SUPPLIED RECORDS ▸
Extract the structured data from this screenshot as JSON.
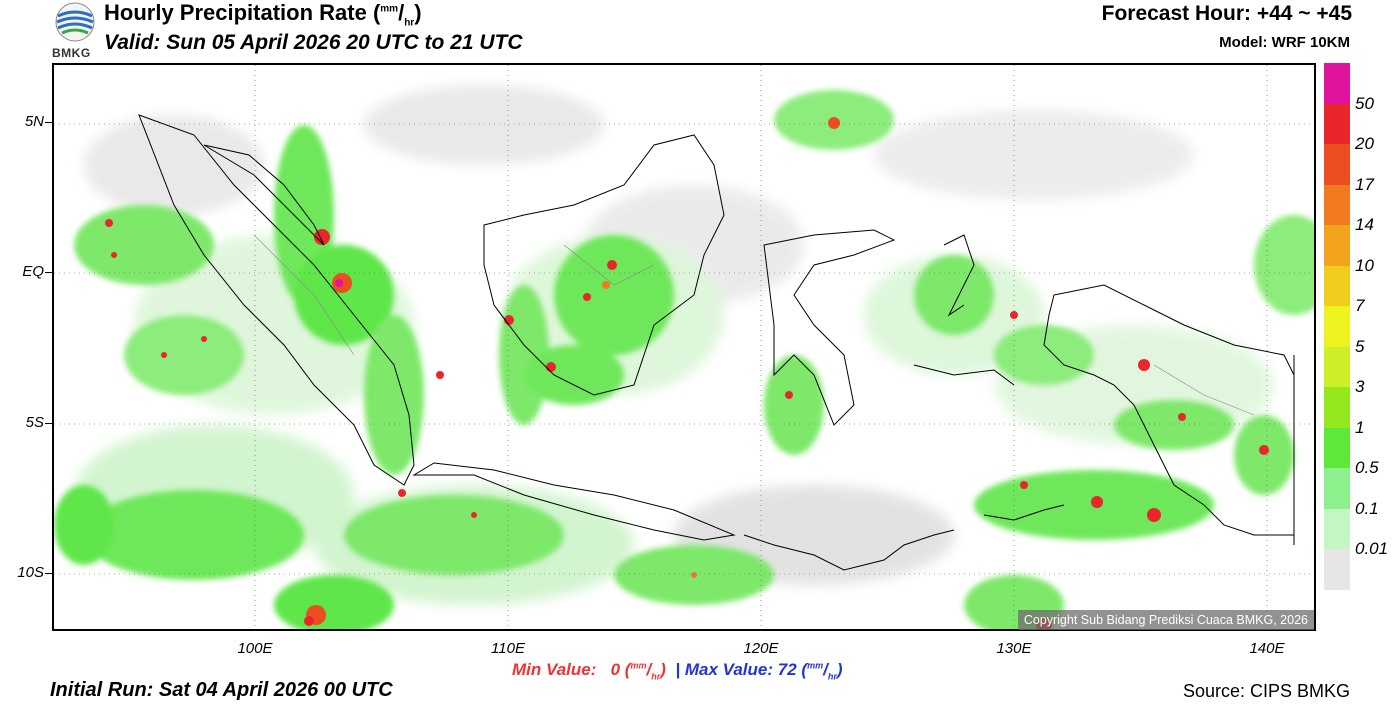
{
  "header": {
    "title": "Hourly Precipitation Rate (",
    "title_unit_num": "mm",
    "title_unit_den": "hr",
    "title_close": ")",
    "valid": "Valid: Sun 05 April 2026 20 UTC to 21 UTC",
    "forecast_hour": "Forecast Hour: +44 ~ +45",
    "model": "Model: WRF 10KM",
    "logo_text": "BMKG"
  },
  "map": {
    "y_ticks": [
      "5N",
      "EQ",
      "5S",
      "10S"
    ],
    "x_ticks": [
      "100E",
      "110E",
      "120E",
      "130E",
      "140E"
    ],
    "copyright": "Copyright Sub Bidang Prediksi Cuaca BMKG, 2026"
  },
  "colorbar": {
    "labels": [
      "50",
      "20",
      "17",
      "14",
      "10",
      "7",
      "5",
      "3",
      "1",
      "0.5",
      "0.1",
      "0.01"
    ],
    "colors": [
      "#e0139e",
      "#e8262b",
      "#ec4e22",
      "#f17a21",
      "#f2a31c",
      "#f0cc1c",
      "#eef21e",
      "#cdef2a",
      "#96e81e",
      "#5de83b",
      "#8cf08c",
      "#c4f5c4",
      "#e6e6e6"
    ]
  },
  "footer": {
    "min_label": "Min Value:",
    "min_value": "0",
    "sep": "|",
    "max_label": "Max Value:",
    "max_value": "72",
    "unit_num": "mm",
    "unit_den": "hr",
    "initial_run": "Initial Run: Sat 04 April 2026 00 UTC",
    "source": "Source: CIPS BMKG"
  }
}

WHAT TO WORK ON ▸ How many lines in the records above hold the word "BMKG"? Give only the number.

THE REPLY ▸ 3